Work through the data line by line, gathering every line that has the word "ἐνάτει".
========================
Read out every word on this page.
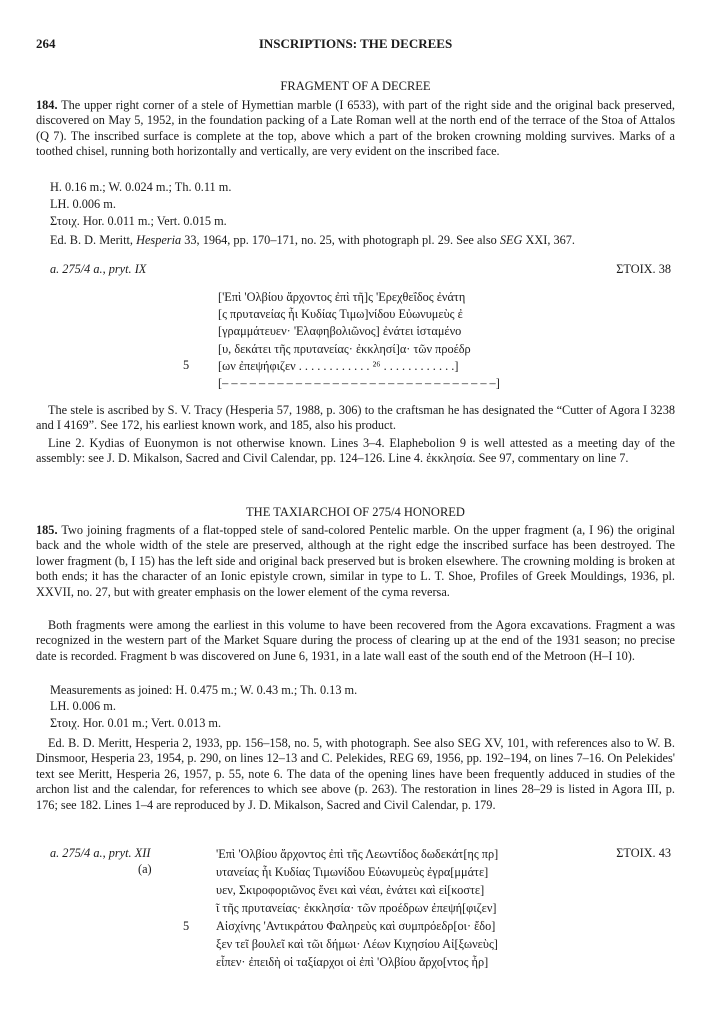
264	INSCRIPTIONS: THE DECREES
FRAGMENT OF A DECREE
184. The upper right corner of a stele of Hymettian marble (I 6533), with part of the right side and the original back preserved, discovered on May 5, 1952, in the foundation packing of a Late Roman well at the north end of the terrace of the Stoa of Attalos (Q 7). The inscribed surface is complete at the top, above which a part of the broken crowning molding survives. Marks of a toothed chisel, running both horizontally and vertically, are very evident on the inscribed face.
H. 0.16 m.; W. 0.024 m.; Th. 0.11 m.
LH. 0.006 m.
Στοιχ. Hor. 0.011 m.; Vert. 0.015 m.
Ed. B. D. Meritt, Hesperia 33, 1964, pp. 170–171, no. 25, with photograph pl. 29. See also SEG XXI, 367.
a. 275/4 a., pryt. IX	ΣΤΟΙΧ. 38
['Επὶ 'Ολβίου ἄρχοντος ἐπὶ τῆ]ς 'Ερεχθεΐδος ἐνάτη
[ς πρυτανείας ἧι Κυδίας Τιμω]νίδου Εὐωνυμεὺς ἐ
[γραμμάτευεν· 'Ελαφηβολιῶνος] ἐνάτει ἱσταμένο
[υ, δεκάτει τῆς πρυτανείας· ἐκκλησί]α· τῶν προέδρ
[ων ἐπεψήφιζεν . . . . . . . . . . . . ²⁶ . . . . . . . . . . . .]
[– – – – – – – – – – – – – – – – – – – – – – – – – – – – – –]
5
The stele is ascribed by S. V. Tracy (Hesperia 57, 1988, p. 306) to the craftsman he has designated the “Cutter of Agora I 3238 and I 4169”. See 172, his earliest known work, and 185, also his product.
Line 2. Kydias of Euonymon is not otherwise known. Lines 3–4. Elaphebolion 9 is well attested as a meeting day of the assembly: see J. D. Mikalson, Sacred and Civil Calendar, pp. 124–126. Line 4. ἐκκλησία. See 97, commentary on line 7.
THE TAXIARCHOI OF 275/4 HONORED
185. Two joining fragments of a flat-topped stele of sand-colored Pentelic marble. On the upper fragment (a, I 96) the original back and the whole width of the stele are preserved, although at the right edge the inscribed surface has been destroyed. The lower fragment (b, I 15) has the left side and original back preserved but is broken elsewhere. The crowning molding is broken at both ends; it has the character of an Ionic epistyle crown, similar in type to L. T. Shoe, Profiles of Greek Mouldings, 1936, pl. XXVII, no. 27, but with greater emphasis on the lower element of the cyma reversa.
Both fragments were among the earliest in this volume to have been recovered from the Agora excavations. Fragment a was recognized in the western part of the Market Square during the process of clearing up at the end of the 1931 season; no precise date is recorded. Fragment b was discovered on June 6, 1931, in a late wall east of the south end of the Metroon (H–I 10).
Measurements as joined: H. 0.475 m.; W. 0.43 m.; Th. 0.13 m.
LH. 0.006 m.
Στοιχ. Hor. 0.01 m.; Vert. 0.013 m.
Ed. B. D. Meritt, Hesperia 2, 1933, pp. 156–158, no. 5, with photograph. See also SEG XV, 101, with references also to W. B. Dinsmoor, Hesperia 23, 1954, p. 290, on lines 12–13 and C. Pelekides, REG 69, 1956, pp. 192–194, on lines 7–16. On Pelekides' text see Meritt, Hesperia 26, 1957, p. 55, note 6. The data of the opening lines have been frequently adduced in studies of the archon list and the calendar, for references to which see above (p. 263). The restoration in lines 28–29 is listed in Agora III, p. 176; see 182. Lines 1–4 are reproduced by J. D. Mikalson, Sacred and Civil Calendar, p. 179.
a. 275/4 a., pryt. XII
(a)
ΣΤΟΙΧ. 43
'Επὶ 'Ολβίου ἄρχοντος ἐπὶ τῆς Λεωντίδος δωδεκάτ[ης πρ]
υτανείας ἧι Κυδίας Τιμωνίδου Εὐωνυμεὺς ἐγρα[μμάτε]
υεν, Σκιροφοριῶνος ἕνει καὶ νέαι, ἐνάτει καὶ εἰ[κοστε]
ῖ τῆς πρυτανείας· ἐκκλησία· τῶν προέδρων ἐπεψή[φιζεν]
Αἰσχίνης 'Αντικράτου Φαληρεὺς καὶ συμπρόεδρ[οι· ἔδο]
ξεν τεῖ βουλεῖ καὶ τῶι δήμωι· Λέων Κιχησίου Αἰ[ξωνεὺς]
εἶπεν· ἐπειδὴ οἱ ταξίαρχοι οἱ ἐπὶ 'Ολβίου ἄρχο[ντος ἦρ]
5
========================
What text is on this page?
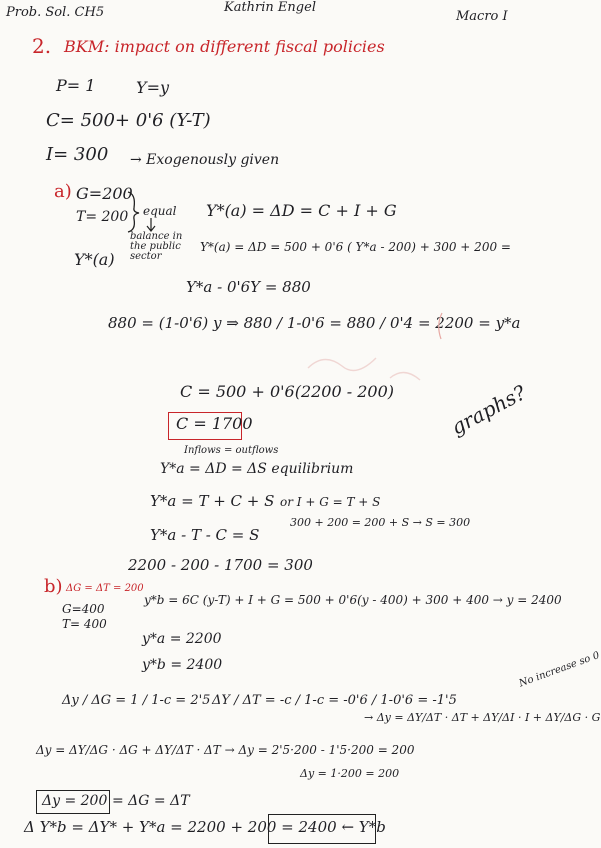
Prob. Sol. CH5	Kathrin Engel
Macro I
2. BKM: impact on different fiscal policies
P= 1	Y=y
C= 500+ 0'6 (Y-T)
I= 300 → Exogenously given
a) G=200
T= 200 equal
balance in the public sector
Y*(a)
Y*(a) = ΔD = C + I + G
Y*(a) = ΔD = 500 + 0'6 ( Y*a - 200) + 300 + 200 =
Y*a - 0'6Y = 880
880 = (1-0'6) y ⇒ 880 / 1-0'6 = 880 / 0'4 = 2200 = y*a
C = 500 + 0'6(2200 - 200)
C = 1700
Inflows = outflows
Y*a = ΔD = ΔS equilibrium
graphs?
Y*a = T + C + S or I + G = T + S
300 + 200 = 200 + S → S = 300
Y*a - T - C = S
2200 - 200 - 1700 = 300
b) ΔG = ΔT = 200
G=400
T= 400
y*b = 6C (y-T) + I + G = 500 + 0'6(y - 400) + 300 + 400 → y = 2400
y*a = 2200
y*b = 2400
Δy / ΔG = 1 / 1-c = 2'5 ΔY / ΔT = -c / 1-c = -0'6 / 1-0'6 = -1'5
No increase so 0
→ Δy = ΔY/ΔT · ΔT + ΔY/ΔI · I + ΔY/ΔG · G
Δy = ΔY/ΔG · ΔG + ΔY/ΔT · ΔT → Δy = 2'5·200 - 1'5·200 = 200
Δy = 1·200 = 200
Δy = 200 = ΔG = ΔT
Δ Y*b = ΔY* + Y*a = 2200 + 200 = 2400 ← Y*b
========================
— Task solution —
[γραμμάτευεν· 'Ελαφηβολιῶνος] ἐνάτει ἱσταμένο
υεν, Σκιροφοριῶνος ἕνει καὶ νέαι, ἐνάτει καὶ εἰ[κοστε]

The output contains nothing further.